— begin RECORDS SHOWN —

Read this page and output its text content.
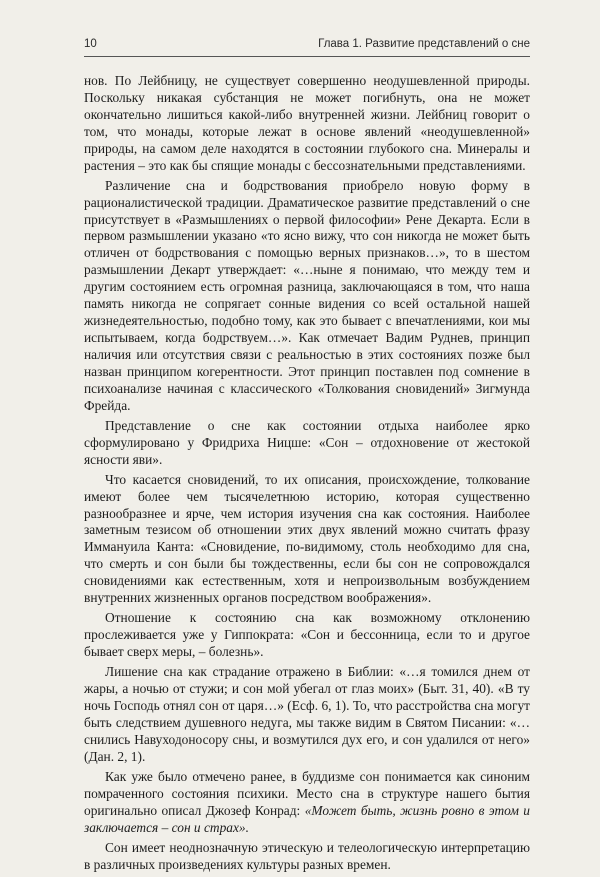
10	Глава 1. Развитие представлений о сне

нов. По Лейбницу, не существует совершенно неодушевленной природы. Поскольку никакая субстанция не может погибнуть, она не может окончательно лишиться какой-либо внутренней жизни. Лейбниц говорит о том, что монады, которые лежат в основе явлений «неодушевленной» природы, на самом деле находятся в состоянии глубокого сна. Минералы и растения – это как бы спящие монады с бессознательными представлениями.

Различение сна и бодрствования приобрело новую форму в рационалистической традиции. Драматическое развитие представлений о сне присутствует в «Размышлениях о первой философии» Рене Декарта. Если в первом размышлении указано «то ясно вижу, что сон никогда не может быть отличен от бодрствования с помощью верных признаков…», то в шестом размышлении Декарт утверждает: «…ныне я понимаю, что между тем и другим состоянием есть огромная разница, заключающаяся в том, что наша память никогда не сопрягает сонные видения со всей остальной нашей жизнедеятельностью, подобно тому, как это бывает с впечатлениями, кои мы испытываем, когда бодрствуем…». Как отмечает Вадим Руднев, принцип наличия или отсутствия связи с реальностью в этих состояниях позже был назван принципом когерентности. Этот принцип поставлен под сомнение в психоанализе начиная с классического «Толкования сновидений» Зигмунда Фрейда.

Представление о сне как состоянии отдыха наиболее ярко сформулировано у Фридриха Ницше: «Сон – отдохновение от жестокой ясности яви».

Что касается сновидений, то их описания, происхождение, толкование имеют более чем тысячелетнюю историю, которая существенно разнообразнее и ярче, чем история изучения сна как состояния. Наиболее заметным тезисом об отношении этих двух явлений можно считать фразу Иммануила Канта: «Сновидение, по-видимому, столь необходимо для сна, что смерть и сон были бы тождественны, если бы сон не сопровождался сновидениями как естественным, хотя и непроизвольным возбуждением внутренних жизненных органов посредством воображения».

Отношение к состоянию сна как возможному отклонению прослеживается уже у Гиппократа: «Сон и бессонница, если то и другое бывает сверх меры, – болезнь».

Лишение сна как страдание отражено в Библии: «…я томился днем от жары, а ночью от стужи; и сон мой убегал от глаз моих» (Быт. 31, 40). «В ту ночь Господь отнял сон от царя…» (Есф. 6, 1). То, что расстройства сна могут быть следствием душевного недуга, мы также видим в Святом Писании: «…снились Навуходоносору сны, и возмутился дух его, и сон удалился от него» (Дан. 2, 1).

Как уже было отмечено ранее, в буддизме сон понимается как синоним помраченного состояния психики. Место сна в структуре нашего бытия оригинально описал Джозеф Конрад: «Может быть, жизнь ровно в этом и заключается – сон и страх».

Сон имеет неоднозначную этическую и телеологическую интерпретацию в различных произведениях культуры разных времен.
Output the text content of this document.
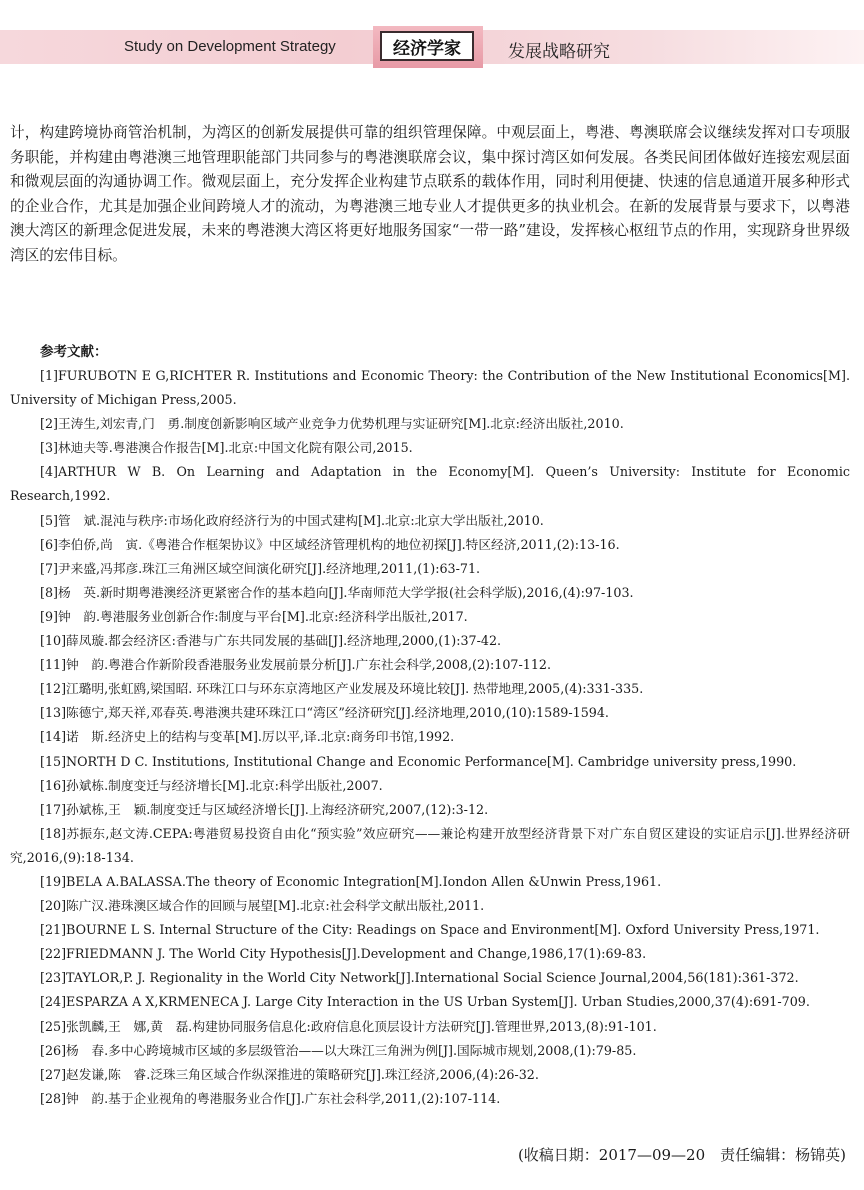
Study on Development Strategy	经济学家	发展战略研究

计，构建跨境协商管治机制，为湾区的创新发展提供可靠的组织管理保障。中观层面上，粤港、粤澳联席会议继续发挥对口专项服务职能，并构建由粤港澳三地管理职能部门共同参与的粤港澳联席会议，集中探讨湾区如何发展。各类民间团体做好连接宏观层面和微观层面的沟通协调工作。微观层面上，充分发挥企业构建节点联系的载体作用，同时利用便捷、快速的信息通道开展多种形式的企业合作，尤其是加强企业间跨境人才的流动，为粤港澳三地专业人才提供更多的执业机会。在新的发展背景与要求下，以粤港澳大湾区的新理念促进发展，未来的粤港澳大湾区将更好地服务国家“一带一路”建设，发挥核心枢纽节点的作用，实现跻身世界级湾区的宏伟目标。

参考文献：
[1]FURUBOTN E G,RICHTER R. Institutions and Economic Theory: the Contribution of the New Institutional Economics[M]. University of Michigan Press,2005.
[2]王涛生,刘宏青,门　勇.制度创新影响区域产业竞争力优势机理与实证研究[M].北京:经济出版社,2010.
[3]林迪夫等.粤港澳合作报告[M].北京:中国文化院有限公司,2015.
[4]ARTHUR W B. On Learning and Adaptation in the Economy[M]. Queen’s University: Institute for Economic Research,1992.
[5]管　斌.混沌与秩序:市场化政府经济行为的中国式建构[M].北京:北京大学出版社,2010.
[6]李伯侨,尚　寅.《粤港合作框架协议》中区域经济管理机构的地位初探[J].特区经济,2011,(2):13-16.
[7]尹来盛,冯邦彦.珠江三角洲区域空间演化研究[J].经济地理,2011,(1):63-71.
[8]杨　英.新时期粤港澳经济更紧密合作的基本趋向[J].华南师范大学学报(社会科学版),2016,(4):97-103.
[9]钟　韵.粤港服务业创新合作:制度与平台[M].北京:经济科学出版社,2017.
[10]薛凤璇.都会经济区:香港与广东共同发展的基础[J].经济地理,2000,(1):37-42.
[11]钟　韵.粤港合作新阶段香港服务业发展前景分析[J].广东社会科学,2008,(2):107-112.
[12]江璐明,张虹鸥,梁国昭. 环珠江口与环东京湾地区产业发展及环境比较[J]. 热带地理,2005,(4):331-335.
[13]陈德宁,郑天祥,邓春英.粤港澳共建环珠江口“湾区”经济研究[J].经济地理,2010,(10):1589-1594.
[14]诺　斯.经济史上的结构与变革[M].厉以平,译.北京:商务印书馆,1992.
[15]NORTH D C. Institutions, Institutional Change and Economic Performance[M]. Cambridge university press,1990.
[16]孙斌栋.制度变迁与经济增长[M].北京:科学出版社,2007.
[17]孙斌栋,王　颖.制度变迁与区域经济增长[J].上海经济研究,2007,(12):3-12.
[18]苏振东,赵文涛.CEPA:粤港贸易投资自由化“预实验”效应研究——兼论构建开放型经济背景下对广东自贸区建设的实证启示[J].世界经济研究,2016,(9):18-134.
[19]BELA A.BALASSA.The theory of Economic Integration[M].Iondon Allen &Unwin Press,1961.
[20]陈广汉.港珠澳区域合作的回顾与展望[M].北京:社会科学文献出版社,2011.
[21]BOURNE L S. Internal Structure of the City: Readings on Space and Environment[M]. Oxford University Press,1971.
[22]FRIEDMANN J. The World City Hypothesis[J].Development and Change,1986,17(1):69-83.
[23]TAYLOR,P. J. Regionality in the World City Network[J].International Social Science Journal,2004,56(181):361-372.
[24]ESPARZA A X,KRMENECA J. Large City Interaction in the US Urban System[J]. Urban Studies,2000,37(4):691-709.
[25]张凯麟,王　娜,黄　磊.构建协同服务信息化:政府信息化顶层设计方法研究[J].管理世界,2013,(8):91-101.
[26]杨　春.多中心跨境城市区域的多层级管治——以大珠江三角洲为例[J].国际城市规划,2008,(1):79-85.
[27]赵发谦,陈　睿.泛珠三角区域合作纵深推进的策略研究[J].珠江经济,2006,(4):26-32.
[28]钟　韵.基于企业视角的粤港服务业合作[J].广东社会科学,2011,(2):107-114.
(收稿日期：2017—09—20　责任编辑：杨锦英)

— end RECORDS SHOWN —

Among the records above, how many lines carry the string "Institutions"? Reply with the number alone.

> [EXERCISE RESULT]:
2